_INSTRUCTIONS FOR THE TASK_:
Go through the data below. Pull out every line that has the word "Ideal".

--- start MATERIAL SHOWN ---

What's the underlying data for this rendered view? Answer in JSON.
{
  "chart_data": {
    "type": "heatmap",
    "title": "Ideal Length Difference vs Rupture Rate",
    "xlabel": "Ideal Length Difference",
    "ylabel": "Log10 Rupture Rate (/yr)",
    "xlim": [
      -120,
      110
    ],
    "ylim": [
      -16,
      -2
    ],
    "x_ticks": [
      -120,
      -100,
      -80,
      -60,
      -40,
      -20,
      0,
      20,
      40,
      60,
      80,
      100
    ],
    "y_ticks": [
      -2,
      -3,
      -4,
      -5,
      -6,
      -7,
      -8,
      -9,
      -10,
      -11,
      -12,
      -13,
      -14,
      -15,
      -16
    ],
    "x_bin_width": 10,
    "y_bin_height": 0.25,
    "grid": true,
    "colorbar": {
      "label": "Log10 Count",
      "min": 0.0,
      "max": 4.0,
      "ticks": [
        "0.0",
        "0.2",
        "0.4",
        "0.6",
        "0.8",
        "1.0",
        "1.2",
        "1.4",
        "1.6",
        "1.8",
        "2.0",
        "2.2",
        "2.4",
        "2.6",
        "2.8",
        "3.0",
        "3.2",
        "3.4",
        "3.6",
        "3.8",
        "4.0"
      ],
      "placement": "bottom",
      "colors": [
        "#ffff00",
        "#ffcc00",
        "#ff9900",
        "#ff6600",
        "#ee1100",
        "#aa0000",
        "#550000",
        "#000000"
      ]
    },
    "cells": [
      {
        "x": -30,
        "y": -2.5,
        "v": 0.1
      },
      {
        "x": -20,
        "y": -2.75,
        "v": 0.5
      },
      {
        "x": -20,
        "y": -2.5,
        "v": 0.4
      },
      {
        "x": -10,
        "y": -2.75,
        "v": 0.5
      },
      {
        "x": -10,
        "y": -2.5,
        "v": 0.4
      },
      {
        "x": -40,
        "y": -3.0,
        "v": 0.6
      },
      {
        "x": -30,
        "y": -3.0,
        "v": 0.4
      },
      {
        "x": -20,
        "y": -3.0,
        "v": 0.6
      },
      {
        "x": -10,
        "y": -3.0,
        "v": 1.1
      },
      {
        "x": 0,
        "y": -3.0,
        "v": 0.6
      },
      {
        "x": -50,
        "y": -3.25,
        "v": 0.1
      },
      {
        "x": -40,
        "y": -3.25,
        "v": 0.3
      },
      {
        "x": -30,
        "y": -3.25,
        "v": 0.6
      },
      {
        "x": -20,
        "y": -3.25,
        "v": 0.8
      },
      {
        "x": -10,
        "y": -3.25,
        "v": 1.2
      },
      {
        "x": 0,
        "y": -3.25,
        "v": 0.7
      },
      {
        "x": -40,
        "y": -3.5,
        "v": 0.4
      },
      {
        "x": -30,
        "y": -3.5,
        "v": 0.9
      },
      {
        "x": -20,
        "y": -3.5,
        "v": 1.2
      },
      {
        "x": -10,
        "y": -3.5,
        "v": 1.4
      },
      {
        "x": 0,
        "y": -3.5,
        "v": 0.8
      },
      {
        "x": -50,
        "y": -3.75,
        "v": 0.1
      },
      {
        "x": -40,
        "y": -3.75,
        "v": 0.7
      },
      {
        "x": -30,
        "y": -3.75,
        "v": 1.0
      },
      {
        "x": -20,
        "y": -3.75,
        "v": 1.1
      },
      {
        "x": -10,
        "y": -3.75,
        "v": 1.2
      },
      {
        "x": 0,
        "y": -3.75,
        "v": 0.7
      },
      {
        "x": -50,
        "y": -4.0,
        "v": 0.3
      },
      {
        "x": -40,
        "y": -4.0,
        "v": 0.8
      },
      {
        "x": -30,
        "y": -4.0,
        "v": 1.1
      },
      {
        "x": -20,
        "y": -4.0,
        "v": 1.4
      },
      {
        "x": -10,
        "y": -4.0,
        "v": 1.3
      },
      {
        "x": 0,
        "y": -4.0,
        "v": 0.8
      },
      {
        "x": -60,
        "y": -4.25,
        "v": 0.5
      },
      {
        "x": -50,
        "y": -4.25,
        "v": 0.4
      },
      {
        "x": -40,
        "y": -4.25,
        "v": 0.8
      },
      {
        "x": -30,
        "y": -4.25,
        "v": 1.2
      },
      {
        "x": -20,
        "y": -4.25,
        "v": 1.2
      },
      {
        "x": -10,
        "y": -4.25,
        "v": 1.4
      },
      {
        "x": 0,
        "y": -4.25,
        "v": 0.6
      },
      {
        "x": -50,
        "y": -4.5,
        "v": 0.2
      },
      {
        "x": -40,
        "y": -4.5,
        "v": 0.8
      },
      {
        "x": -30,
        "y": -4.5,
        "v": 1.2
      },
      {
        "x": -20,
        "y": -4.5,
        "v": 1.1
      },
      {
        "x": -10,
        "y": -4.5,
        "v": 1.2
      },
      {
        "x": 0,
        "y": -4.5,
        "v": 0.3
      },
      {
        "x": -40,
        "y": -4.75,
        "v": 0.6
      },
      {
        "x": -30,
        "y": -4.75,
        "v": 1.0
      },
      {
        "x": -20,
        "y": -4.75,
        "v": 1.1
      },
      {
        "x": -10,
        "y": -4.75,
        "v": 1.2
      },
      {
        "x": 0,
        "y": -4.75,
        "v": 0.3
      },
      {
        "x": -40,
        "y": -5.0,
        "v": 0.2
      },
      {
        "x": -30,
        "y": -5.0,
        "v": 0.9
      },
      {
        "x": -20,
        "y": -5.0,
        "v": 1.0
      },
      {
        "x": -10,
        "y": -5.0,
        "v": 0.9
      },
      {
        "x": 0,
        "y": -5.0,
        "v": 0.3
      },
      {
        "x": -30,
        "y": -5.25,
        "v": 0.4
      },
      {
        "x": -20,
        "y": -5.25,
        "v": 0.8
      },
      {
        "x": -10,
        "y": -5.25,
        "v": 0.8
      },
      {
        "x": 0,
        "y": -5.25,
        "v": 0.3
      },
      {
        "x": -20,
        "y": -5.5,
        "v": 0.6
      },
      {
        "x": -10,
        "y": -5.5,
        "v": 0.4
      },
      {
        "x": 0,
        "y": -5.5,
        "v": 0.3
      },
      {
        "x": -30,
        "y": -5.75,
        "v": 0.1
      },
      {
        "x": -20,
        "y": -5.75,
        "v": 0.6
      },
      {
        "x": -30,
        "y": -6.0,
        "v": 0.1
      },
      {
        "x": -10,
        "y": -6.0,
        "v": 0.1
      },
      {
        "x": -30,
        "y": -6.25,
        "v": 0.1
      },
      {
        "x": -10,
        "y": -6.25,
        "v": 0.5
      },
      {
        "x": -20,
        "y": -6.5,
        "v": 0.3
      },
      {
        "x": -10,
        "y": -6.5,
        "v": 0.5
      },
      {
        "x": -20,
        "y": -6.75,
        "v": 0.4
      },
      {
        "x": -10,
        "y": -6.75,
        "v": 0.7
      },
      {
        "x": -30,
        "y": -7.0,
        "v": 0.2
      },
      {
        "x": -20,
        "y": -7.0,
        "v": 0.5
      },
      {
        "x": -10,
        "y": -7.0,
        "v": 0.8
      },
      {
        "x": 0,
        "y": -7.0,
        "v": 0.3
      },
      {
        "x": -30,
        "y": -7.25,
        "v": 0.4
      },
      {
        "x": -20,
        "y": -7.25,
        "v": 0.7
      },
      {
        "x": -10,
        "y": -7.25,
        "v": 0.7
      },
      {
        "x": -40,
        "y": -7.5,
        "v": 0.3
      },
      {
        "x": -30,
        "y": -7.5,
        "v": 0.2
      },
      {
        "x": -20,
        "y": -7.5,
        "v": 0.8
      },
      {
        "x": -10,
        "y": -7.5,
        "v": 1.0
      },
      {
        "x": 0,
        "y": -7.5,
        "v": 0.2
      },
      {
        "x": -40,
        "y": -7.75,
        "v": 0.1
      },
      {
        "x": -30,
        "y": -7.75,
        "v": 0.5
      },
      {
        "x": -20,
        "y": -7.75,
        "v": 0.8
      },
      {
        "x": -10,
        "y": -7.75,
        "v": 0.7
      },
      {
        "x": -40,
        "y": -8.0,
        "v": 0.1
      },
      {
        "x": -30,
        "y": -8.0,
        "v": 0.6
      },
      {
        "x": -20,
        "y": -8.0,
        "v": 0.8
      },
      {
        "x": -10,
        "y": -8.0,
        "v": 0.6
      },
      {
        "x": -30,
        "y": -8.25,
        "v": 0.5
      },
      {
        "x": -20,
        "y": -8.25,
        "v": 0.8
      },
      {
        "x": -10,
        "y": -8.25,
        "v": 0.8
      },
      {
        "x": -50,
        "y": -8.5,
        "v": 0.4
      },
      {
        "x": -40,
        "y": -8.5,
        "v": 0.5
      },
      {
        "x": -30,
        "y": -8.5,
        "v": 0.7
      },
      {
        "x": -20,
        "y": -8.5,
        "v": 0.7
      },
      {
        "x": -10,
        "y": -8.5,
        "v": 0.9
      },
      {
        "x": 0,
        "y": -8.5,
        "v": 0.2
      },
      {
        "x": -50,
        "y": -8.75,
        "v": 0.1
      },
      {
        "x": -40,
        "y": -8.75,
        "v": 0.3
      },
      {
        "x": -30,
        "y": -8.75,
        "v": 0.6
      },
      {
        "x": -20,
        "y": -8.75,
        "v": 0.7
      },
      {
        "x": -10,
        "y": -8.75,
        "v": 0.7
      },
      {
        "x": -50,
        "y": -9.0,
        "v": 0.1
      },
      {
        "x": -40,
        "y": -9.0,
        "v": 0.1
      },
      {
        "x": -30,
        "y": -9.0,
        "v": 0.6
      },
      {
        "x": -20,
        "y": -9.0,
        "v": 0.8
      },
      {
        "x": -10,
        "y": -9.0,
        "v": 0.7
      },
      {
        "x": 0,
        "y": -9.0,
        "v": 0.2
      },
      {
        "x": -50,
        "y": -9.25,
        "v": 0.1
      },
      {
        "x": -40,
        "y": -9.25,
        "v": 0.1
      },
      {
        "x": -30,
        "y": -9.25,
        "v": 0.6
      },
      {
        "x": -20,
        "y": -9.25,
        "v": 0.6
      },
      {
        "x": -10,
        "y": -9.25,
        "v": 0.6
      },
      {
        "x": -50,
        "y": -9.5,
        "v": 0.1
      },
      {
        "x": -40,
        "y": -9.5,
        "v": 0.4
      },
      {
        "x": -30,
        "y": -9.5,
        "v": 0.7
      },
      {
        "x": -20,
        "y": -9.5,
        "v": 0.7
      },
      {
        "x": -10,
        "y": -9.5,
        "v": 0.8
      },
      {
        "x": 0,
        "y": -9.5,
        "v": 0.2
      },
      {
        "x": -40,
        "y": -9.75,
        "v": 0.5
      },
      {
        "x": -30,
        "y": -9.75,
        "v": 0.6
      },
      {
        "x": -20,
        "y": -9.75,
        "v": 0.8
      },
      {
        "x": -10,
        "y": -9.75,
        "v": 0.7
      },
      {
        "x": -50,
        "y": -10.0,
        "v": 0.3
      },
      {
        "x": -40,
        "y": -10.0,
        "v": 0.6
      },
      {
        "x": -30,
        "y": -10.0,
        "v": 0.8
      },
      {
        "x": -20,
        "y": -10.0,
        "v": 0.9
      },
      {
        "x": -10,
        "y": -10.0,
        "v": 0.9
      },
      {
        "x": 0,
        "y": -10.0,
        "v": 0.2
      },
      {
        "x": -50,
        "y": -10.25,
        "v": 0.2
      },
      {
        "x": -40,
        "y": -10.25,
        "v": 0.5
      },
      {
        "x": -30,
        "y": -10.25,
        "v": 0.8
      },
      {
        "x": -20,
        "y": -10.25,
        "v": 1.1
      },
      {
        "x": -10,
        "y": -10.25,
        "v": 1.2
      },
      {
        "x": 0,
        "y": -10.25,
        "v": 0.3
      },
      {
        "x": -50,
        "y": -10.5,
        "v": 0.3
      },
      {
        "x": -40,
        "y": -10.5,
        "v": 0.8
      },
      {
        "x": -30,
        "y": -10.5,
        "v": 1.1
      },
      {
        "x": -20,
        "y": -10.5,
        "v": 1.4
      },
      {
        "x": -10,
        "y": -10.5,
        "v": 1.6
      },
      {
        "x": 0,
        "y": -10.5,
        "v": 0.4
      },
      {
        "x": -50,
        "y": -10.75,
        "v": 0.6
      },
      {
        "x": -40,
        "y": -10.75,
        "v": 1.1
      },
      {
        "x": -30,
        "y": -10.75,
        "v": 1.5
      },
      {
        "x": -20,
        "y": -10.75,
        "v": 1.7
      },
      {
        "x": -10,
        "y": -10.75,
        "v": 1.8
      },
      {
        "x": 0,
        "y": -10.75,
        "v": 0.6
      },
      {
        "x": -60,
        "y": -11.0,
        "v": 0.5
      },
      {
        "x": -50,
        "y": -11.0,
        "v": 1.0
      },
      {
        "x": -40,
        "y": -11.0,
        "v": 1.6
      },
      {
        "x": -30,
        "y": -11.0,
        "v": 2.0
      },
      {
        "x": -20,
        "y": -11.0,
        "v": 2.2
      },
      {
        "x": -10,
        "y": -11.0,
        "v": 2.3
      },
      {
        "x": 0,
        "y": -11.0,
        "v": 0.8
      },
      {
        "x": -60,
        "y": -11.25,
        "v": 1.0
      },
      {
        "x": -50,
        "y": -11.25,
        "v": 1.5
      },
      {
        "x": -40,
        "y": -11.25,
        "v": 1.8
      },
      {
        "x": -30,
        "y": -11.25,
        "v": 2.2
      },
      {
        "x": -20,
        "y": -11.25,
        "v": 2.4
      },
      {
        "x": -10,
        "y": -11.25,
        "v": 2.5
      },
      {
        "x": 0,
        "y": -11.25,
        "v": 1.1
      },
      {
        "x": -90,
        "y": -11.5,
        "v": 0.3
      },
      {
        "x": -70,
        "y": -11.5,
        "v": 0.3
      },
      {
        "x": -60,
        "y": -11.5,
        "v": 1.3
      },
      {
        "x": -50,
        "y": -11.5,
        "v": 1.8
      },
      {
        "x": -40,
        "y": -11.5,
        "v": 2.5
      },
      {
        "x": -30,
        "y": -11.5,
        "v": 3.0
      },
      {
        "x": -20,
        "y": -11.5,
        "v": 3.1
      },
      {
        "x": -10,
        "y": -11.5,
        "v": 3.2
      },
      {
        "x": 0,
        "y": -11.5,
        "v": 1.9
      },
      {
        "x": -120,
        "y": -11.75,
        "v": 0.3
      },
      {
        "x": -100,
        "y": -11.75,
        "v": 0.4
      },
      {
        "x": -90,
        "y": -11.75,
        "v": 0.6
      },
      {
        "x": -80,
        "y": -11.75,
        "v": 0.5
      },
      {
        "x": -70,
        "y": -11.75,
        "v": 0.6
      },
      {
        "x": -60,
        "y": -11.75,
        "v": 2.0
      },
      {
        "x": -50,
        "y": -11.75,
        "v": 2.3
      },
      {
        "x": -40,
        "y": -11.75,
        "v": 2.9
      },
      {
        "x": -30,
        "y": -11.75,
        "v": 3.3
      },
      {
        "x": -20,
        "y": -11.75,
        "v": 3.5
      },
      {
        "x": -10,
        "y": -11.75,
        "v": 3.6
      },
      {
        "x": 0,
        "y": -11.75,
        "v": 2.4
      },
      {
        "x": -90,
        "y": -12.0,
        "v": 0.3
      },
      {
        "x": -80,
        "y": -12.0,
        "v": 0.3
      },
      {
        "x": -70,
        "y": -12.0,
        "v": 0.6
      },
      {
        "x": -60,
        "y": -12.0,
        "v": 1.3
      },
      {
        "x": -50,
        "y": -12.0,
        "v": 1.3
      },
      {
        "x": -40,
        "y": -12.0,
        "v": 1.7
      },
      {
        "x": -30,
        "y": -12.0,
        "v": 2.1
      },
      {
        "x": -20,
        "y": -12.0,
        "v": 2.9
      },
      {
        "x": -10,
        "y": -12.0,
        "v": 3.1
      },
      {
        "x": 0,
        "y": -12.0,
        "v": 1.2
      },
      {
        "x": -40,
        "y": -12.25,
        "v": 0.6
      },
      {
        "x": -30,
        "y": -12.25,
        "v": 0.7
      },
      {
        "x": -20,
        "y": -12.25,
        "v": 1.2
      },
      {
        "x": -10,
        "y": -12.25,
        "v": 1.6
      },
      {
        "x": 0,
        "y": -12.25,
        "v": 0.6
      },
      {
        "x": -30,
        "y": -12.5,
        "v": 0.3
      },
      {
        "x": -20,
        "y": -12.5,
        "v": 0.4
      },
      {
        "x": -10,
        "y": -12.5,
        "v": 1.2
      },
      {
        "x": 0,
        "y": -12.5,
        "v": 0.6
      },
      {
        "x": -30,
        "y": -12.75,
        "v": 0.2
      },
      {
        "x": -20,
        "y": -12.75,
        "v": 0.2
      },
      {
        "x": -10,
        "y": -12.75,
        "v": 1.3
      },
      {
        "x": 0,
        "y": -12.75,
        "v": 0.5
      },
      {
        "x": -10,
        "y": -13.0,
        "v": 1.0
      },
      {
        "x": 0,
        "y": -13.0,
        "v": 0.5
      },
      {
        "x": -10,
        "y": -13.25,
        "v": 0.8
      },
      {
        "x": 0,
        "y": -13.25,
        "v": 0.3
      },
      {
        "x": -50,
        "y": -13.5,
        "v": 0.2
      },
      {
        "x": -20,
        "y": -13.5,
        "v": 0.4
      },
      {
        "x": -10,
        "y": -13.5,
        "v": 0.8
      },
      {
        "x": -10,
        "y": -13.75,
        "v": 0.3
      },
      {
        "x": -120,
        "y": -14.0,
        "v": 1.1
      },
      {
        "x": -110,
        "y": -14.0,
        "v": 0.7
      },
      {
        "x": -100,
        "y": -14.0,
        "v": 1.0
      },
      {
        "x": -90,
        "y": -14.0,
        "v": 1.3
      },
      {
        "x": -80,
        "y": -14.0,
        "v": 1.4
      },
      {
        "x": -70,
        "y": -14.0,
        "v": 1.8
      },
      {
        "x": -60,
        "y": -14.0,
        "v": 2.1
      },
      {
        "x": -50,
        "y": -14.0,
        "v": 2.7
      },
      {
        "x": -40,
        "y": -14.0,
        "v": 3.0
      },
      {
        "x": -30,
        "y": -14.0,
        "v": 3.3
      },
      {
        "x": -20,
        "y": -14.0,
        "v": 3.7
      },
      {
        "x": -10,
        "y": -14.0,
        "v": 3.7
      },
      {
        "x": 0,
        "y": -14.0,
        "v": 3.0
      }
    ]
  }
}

--- end MATERIAL SHOWN ---

_WORKED SOLUTION_:
    "title": "Ideal Length Difference vs Rupture Rate",
    "xlabel": "Ideal Length Difference",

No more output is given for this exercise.